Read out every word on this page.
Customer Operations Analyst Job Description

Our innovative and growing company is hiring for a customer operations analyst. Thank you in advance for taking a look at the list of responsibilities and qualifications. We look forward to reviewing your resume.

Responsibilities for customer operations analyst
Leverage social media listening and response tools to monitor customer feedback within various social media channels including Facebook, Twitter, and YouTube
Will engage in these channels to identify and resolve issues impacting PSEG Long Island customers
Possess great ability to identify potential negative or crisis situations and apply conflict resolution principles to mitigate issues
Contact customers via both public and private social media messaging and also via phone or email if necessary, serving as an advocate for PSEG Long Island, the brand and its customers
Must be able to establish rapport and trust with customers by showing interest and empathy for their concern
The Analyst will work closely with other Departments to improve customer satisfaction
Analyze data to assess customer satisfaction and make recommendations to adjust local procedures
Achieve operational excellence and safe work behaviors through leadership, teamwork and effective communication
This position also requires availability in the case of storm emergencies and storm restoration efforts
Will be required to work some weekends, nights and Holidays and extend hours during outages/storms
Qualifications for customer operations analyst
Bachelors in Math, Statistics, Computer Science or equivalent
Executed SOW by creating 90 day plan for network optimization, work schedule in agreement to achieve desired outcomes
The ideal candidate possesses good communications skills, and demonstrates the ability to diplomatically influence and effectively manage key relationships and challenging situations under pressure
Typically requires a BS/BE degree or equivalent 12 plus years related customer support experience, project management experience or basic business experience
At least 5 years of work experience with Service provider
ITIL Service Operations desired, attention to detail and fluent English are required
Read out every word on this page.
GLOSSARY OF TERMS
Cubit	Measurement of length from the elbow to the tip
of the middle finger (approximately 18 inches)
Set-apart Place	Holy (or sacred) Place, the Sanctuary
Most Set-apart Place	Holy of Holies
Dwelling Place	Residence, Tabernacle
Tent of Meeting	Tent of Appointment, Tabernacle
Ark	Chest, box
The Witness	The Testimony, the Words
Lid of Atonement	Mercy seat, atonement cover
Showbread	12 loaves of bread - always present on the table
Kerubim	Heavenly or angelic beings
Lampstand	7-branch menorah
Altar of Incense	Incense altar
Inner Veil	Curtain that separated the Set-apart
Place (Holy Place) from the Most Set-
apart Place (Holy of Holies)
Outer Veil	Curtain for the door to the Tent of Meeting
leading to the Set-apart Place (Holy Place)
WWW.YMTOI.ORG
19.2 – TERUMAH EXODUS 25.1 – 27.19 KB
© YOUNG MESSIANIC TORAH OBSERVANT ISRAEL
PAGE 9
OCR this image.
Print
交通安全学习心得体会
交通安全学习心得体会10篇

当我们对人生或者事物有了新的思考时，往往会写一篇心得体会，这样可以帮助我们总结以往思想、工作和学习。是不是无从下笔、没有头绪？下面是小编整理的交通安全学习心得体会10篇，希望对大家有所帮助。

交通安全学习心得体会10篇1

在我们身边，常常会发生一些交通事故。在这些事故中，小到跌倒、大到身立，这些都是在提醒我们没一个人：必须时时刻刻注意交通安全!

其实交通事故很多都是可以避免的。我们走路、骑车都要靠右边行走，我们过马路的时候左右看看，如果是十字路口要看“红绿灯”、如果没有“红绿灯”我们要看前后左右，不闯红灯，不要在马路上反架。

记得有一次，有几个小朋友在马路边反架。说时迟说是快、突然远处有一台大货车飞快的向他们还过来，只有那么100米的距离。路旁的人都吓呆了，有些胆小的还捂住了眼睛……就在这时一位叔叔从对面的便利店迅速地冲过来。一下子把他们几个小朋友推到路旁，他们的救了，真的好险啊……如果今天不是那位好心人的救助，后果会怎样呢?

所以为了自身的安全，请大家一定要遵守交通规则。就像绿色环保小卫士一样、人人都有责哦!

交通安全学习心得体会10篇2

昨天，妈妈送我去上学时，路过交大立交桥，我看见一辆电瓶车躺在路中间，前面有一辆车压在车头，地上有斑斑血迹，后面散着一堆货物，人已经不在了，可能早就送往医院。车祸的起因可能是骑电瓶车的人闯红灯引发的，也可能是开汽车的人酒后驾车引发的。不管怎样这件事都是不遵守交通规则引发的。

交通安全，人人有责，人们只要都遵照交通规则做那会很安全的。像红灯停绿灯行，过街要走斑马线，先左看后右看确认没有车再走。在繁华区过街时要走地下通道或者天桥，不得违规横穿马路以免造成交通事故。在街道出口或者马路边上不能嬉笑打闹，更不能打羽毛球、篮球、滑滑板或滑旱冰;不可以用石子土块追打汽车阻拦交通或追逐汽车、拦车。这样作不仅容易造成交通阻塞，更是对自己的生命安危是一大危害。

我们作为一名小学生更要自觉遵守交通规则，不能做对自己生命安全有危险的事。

§ **EXERCISE BRIEF**
Reproduce every line above without error.

§ **EXPECTED OUTPUT**
Read out every word on this page.
Customer Operations Analyst Job Description

Our innovative and growing company is hiring for a customer operations analyst. Thank you in advance for taking a look at the list of responsibilities and qualifications. We look forward to reviewing your resume.

Responsibilities for customer operations analyst
Leverage social media listening and response tools to monitor customer feedback within various social media channels including Facebook, Twitter, and YouTube
Will engage in these channels to identify and resolve issues impacting PSEG Long Island customers
Possess great ability to identify potential negative or crisis situations and apply conflict resolution principles to mitigate issues
Contact customers via both public and private social media messaging and also via phone or email if necessary, serving as an advocate for PSEG Long Island, the brand and its customers
Must be able to establish rapport and trust with customers by showing interest and empathy for their concern
The Analyst will work closely with other Departments to improve customer satisfaction
Analyze data to assess customer satisfaction and make recommendations to adjust local procedures
Achieve operational excellence and safe work behaviors through leadership, teamwork and effective communication
This position also requires availability in the case of storm emergencies and storm restoration efforts
Will be required to work some weekends, nights and Holidays and extend hours during outages/storms
Qualifications for customer operations analyst
Bachelors in Math, Statistics, Computer Science or equivalent
Executed SOW by creating 90 day plan for network optimization, work schedule in agreement to achieve desired outcomes
The ideal candidate possesses good communications skills, and demonstrates the ability to diplomatically influence and effectively manage key relationships and challenging situations under pressure
Typically requires a BS/BE degree or equivalent 12 plus years related customer support experience, project management experience or basic business experience
At least 5 years of work experience with Service provider
ITIL Service Operations desired, attention to detail and fluent English are required
Read out every word on this page.
GLOSSARY OF TERMS
Cubit	Measurement of length from the elbow to the tip
of the middle finger (approximately 18 inches)
Set-apart Place	Holy (or sacred) Place, the Sanctuary
Most Set-apart Place	Holy of Holies
Dwelling Place	Residence, Tabernacle
Tent of Meeting	Tent of Appointment, Tabernacle
Ark	Chest, box
The Witness	The Testimony, the Words
Lid of Atonement	Mercy seat, atonement cover
Showbread	12 loaves of bread - always present on the table
Kerubim	Heavenly or angelic beings
Lampstand	7-branch menorah
Altar of Incense	Incense altar
Inner Veil	Curtain that separated the Set-apart
Place (Holy Place) from the Most Set-
apart Place (Holy of Holies)
Outer Veil	Curtain for the door to the Tent of Meeting
leading to the Set-apart Place (Holy Place)
WWW.YMTOI.ORG
19.2 – TERUMAH EXODUS 25.1 – 27.19 KB
© YOUNG MESSIANIC TORAH OBSERVANT ISRAEL
PAGE 9
OCR this image.
Print
交通安全学习心得体会
交通安全学习心得体会10篇

当我们对人生或者事物有了新的思考时，往往会写一篇心得体会，这样可以帮助我们总结以往思想、工作和学习。是不是无从下笔、没有头绪？下面是小编整理的交通安全学习心得体会10篇，希望对大家有所帮助。

交通安全学习心得体会10篇1

在我们身边，常常会发生一些交通事故。在这些事故中，小到跌倒、大到身立，这些都是在提醒我们没一个人：必须时时刻刻注意交通安全!

其实交通事故很多都是可以避免的。我们走路、骑车都要靠右边行走，我们过马路的时候左右看看，如果是十字路口要看“红绿灯”、如果没有“红绿灯”我们要看前后左右，不闯红灯，不要在马路上反架。

记得有一次，有几个小朋友在马路边反架。说时迟说是快、突然远处有一台大货车飞快的向他们还过来，只有那么100米的距离。路旁的人都吓呆了，有些胆小的还捂住了眼睛……就在这时一位叔叔从对面的便利店迅速地冲过来。一下子把他们几个小朋友推到路旁，他们的救了，真的好险啊……如果今天不是那位好心人的救助，后果会怎样呢?

所以为了自身的安全，请大家一定要遵守交通规则。就像绿色环保小卫士一样、人人都有责哦!

交通安全学习心得体会10篇2

昨天，妈妈送我去上学时，路过交大立交桥，我看见一辆电瓶车躺在路中间，前面有一辆车压在车头，地上有斑斑血迹，后面散着一堆货物，人已经不在了，可能早就送往医院。车祸的起因可能是骑电瓶车的人闯红灯引发的，也可能是开汽车的人酒后驾车引发的。不管怎样这件事都是不遵守交通规则引发的。

交通安全，人人有责，人们只要都遵照交通规则做那会很安全的。像红灯停绿灯行，过街要走斑马线，先左看后右看确认没有车再走。在繁华区过街时要走地下通道或者天桥，不得违规横穿马路以免造成交通事故。在街道出口或者马路边上不能嬉笑打闹，更不能打羽毛球、篮球、滑滑板或滑旱冰;不可以用石子土块追打汽车阻拦交通或追逐汽车、拦车。这样作不仅容易造成交通阻塞，更是对自己的生命安危是一大危害。

我们作为一名小学生更要自觉遵守交通规则，不能做对自己生命安全有危险的事。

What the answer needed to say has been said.